## GIVEN DATA
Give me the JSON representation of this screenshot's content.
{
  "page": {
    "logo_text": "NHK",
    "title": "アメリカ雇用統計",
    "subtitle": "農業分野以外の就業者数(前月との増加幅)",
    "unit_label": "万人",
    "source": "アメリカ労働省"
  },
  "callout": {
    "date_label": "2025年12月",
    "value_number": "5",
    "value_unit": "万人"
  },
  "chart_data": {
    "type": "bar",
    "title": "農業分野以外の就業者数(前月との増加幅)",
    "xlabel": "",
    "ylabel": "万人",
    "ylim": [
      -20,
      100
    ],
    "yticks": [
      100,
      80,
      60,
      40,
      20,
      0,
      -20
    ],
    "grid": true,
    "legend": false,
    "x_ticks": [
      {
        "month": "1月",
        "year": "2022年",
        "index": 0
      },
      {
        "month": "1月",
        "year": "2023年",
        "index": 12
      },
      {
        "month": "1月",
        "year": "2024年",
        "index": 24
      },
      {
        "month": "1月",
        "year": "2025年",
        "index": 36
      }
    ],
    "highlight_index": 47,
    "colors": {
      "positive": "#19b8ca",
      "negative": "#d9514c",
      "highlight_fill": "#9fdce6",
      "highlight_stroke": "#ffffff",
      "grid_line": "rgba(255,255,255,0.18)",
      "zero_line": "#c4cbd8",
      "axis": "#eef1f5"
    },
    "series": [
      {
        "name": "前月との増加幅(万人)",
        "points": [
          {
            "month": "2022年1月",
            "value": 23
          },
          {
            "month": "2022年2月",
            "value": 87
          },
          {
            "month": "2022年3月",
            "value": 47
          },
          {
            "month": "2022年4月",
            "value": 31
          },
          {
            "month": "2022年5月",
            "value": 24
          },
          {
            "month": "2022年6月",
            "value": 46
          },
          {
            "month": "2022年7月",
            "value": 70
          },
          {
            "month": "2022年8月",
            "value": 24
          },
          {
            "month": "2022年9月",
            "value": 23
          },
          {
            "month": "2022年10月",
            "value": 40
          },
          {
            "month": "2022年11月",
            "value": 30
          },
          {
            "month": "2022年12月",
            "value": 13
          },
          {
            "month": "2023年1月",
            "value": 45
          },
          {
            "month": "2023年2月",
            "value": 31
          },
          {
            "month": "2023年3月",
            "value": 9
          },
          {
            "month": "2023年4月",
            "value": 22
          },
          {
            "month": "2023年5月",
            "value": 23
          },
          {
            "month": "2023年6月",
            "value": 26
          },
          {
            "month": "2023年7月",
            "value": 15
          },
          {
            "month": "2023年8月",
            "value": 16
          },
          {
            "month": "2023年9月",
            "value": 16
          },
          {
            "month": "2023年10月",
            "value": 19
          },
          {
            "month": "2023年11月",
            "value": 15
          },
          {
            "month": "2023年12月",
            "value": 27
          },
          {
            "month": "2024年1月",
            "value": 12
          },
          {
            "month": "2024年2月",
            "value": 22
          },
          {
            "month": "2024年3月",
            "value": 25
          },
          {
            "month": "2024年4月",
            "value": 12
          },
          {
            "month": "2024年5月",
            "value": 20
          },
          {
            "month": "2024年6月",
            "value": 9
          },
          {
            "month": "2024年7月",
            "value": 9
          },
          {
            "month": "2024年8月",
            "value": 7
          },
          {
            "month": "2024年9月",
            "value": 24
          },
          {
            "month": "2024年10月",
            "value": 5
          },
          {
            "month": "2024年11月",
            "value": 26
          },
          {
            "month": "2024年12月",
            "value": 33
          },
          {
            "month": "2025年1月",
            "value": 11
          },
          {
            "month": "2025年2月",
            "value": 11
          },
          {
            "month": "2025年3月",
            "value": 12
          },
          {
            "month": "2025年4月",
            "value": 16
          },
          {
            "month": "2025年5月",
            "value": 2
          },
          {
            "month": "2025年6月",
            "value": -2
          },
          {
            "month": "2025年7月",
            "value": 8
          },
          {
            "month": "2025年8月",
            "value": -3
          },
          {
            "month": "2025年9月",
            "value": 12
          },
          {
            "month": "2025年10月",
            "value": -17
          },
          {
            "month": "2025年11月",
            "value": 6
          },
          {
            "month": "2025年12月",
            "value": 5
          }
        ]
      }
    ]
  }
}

## WHAT YOU NEED TO DO
Repeat the listing above without any change.

## TASK SOLUTION
Give me the JSON representation of this screenshot's content.
{
  "page": {
    "logo_text": "NHK",
    "title": "アメリカ雇用統計",
    "subtitle": "農業分野以外の就業者数(前月との増加幅)",
    "unit_label": "万人",
    "source": "アメリカ労働省"
  },
  "callout": {
    "date_label": "2025年12月",
    "value_number": "5",
    "value_unit": "万人"
  },
  "chart_data": {
    "type": "bar",
    "title": "農業分野以外の就業者数(前月との増加幅)",
    "xlabel": "",
    "ylabel": "万人",
    "ylim": [
      -20,
      100
    ],
    "yticks": [
      100,
      80,
      60,
      40,
      20,
      0,
      -20
    ],
    "grid": true,
    "legend": false,
    "x_ticks": [
      {
        "month": "1月",
        "year": "2022年",
        "index": 0
      },
      {
        "month": "1月",
        "year": "2023年",
        "index": 12
      },
      {
        "month": "1月",
        "year": "2024年",
        "index": 24
      },
      {
        "month": "1月",
        "year": "2025年",
        "index": 36
      }
    ],
    "highlight_index": 47,
    "colors": {
      "positive": "#19b8ca",
      "negative": "#d9514c",
      "highlight_fill": "#9fdce6",
      "highlight_stroke": "#ffffff",
      "grid_line": "rgba(255,255,255,0.18)",
      "zero_line": "#c4cbd8",
      "axis": "#eef1f5"
    },
    "series": [
      {
        "name": "前月との増加幅(万人)",
        "points": [
          {
            "month": "2022年1月",
            "value": 23
          },
          {
            "month": "2022年2月",
            "value": 87
          },
          {
            "month": "2022年3月",
            "value": 47
          },
          {
            "month": "2022年4月",
            "value": 31
          },
          {
            "month": "2022年5月",
            "value": 24
          },
          {
            "month": "2022年6月",
            "value": 46
          },
          {
            "month": "2022年7月",
            "value": 70
          },
          {
            "month": "2022年8月",
            "value": 24
          },
          {
            "month": "2022年9月",
            "value": 23
          },
          {
            "month": "2022年10月",
            "value": 40
          },
          {
            "month": "2022年11月",
            "value": 30
          },
          {
            "month": "2022年12月",
            "value": 13
          },
          {
            "month": "2023年1月",
            "value": 45
          },
          {
            "month": "2023年2月",
            "value": 31
          },
          {
            "month": "2023年3月",
            "value": 9
          },
          {
            "month": "2023年4月",
            "value": 22
          },
          {
            "month": "2023年5月",
            "value": 23
          },
          {
            "month": "2023年6月",
            "value": 26
          },
          {
            "month": "2023年7月",
            "value": 15
          },
          {
            "month": "2023年8月",
            "value": 16
          },
          {
            "month": "2023年9月",
            "value": 16
          },
          {
            "month": "2023年10月",
            "value": 19
          },
          {
            "month": "2023年11月",
            "value": 15
          },
          {
            "month": "2023年12月",
            "value": 27
          },
          {
            "month": "2024年1月",
            "value": 12
          },
          {
            "month": "2024年2月",
            "value": 22
          },
          {
            "month": "2024年3月",
            "value": 25
          },
          {
            "month": "2024年4月",
            "value": 12
          },
          {
            "month": "2024年5月",
            "value": 20
          },
          {
            "month": "2024年6月",
            "value": 9
          },
          {
            "month": "2024年7月",
            "value": 9
          },
          {
            "month": "2024年8月",
            "value": 7
          },
          {
            "month": "2024年9月",
            "value": 24
          },
          {
            "month": "2024年10月",
            "value": 5
          },
          {
            "month": "2024年11月",
            "value": 26
          },
          {
            "month": "2024年12月",
            "value": 33
          },
          {
            "month": "2025年1月",
            "value": 11
          },
          {
            "month": "2025年2月",
            "value": 11
          },
          {
            "month": "2025年3月",
            "value": 12
          },
          {
            "month": "2025年4月",
            "value": 16
          },
          {
            "month": "2025年5月",
            "value": 2
          },
          {
            "month": "2025年6月",
            "value": -2
          },
          {
            "month": "2025年7月",
            "value": 8
          },
          {
            "month": "2025年8月",
            "value": -3
          },
          {
            "month": "2025年9月",
            "value": 12
          },
          {
            "month": "2025年10月",
            "value": -17
          },
          {
            "month": "2025年11月",
            "value": 6
          },
          {
            "month": "2025年12月",
            "value": 5
          }
        ]
      }
    ]
  }
}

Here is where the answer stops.